Data provided -
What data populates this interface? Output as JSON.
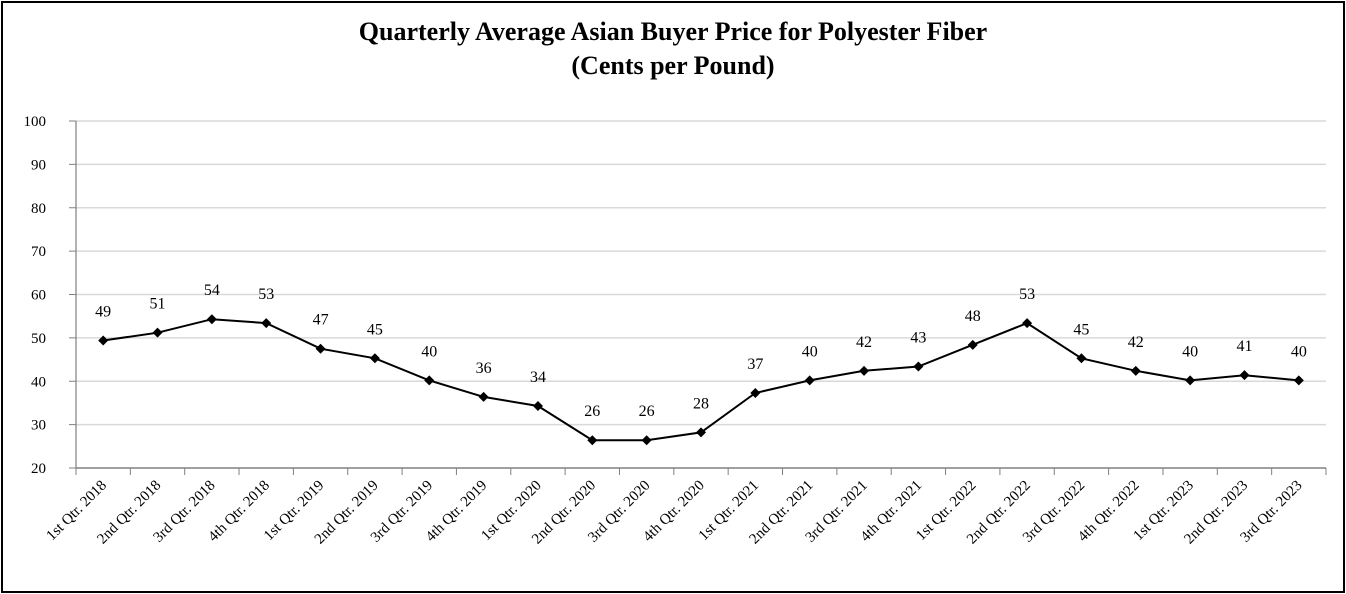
{
  "chart_data": {
    "type": "line",
    "title": "Quarterly Average Asian Buyer Price for Polyester Fiber",
    "subtitle": "(Cents per Pound)",
    "xlabel": "",
    "ylabel": "",
    "ylim": [
      20,
      100
    ],
    "yticks": [
      20,
      30,
      40,
      50,
      60,
      70,
      80,
      90,
      100
    ],
    "grid": true,
    "legend": "none",
    "categories": [
      "1st Qtr. 2018",
      "2nd Qtr. 2018",
      "3rd Qtr. 2018",
      "4th Qtr. 2018",
      "1st Qtr. 2019",
      "2nd Qtr. 2019",
      "3rd Qtr. 2019",
      "4th Qtr. 2019",
      "1st Qtr. 2020",
      "2nd Qtr. 2020",
      "3rd Qtr. 2020",
      "4th Qtr. 2020",
      "1st Qtr. 2021",
      "2nd Qtr. 2021",
      "3rd Qtr. 2021",
      "4th Qtr. 2021",
      "1st Qtr. 2022",
      "2nd Qtr. 2022",
      "3rd Qtr. 2022",
      "4th Qtr. 2022",
      "1st Qtr. 2023",
      "2nd Qtr. 2023",
      "3rd Qtr. 2023"
    ],
    "values": [
      49.4,
      51.2,
      54.3,
      53.4,
      47.5,
      45.3,
      40.2,
      36.4,
      34.3,
      26.4,
      26.4,
      28.2,
      37.3,
      40.2,
      42.4,
      43.4,
      48.4,
      53.4,
      45.3,
      42.4,
      40.2,
      41.4,
      40.2
    ],
    "data_labels": [
      "49",
      "51",
      "54",
      "53",
      "47",
      "45",
      "40",
      "36",
      "34",
      "26",
      "26",
      "28",
      "37",
      "40",
      "42",
      "43",
      "48",
      "53",
      "45",
      "42",
      "40",
      "41",
      "40"
    ],
    "colors": {
      "line": "#000000",
      "grid": "#d9d9d9",
      "axis": "#808080"
    }
  }
}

Exercise details - Copy the whole of the material above exactly, but not its images.

Problem solution -
What data populates this interface? Output as JSON.
{
  "chart_data": {
    "type": "line",
    "title": "Quarterly Average Asian Buyer Price for Polyester Fiber",
    "subtitle": "(Cents per Pound)",
    "xlabel": "",
    "ylabel": "",
    "ylim": [
      20,
      100
    ],
    "yticks": [
      20,
      30,
      40,
      50,
      60,
      70,
      80,
      90,
      100
    ],
    "grid": true,
    "legend": "none",
    "categories": [
      "1st Qtr. 2018",
      "2nd Qtr. 2018",
      "3rd Qtr. 2018",
      "4th Qtr. 2018",
      "1st Qtr. 2019",
      "2nd Qtr. 2019",
      "3rd Qtr. 2019",
      "4th Qtr. 2019",
      "1st Qtr. 2020",
      "2nd Qtr. 2020",
      "3rd Qtr. 2020",
      "4th Qtr. 2020",
      "1st Qtr. 2021",
      "2nd Qtr. 2021",
      "3rd Qtr. 2021",
      "4th Qtr. 2021",
      "1st Qtr. 2022",
      "2nd Qtr. 2022",
      "3rd Qtr. 2022",
      "4th Qtr. 2022",
      "1st Qtr. 2023",
      "2nd Qtr. 2023",
      "3rd Qtr. 2023"
    ],
    "values": [
      49.4,
      51.2,
      54.3,
      53.4,
      47.5,
      45.3,
      40.2,
      36.4,
      34.3,
      26.4,
      26.4,
      28.2,
      37.3,
      40.2,
      42.4,
      43.4,
      48.4,
      53.4,
      45.3,
      42.4,
      40.2,
      41.4,
      40.2
    ],
    "data_labels": [
      "49",
      "51",
      "54",
      "53",
      "47",
      "45",
      "40",
      "36",
      "34",
      "26",
      "26",
      "28",
      "37",
      "40",
      "42",
      "43",
      "48",
      "53",
      "45",
      "42",
      "40",
      "41",
      "40"
    ],
    "colors": {
      "line": "#000000",
      "grid": "#d9d9d9",
      "axis": "#808080"
    }
  }
}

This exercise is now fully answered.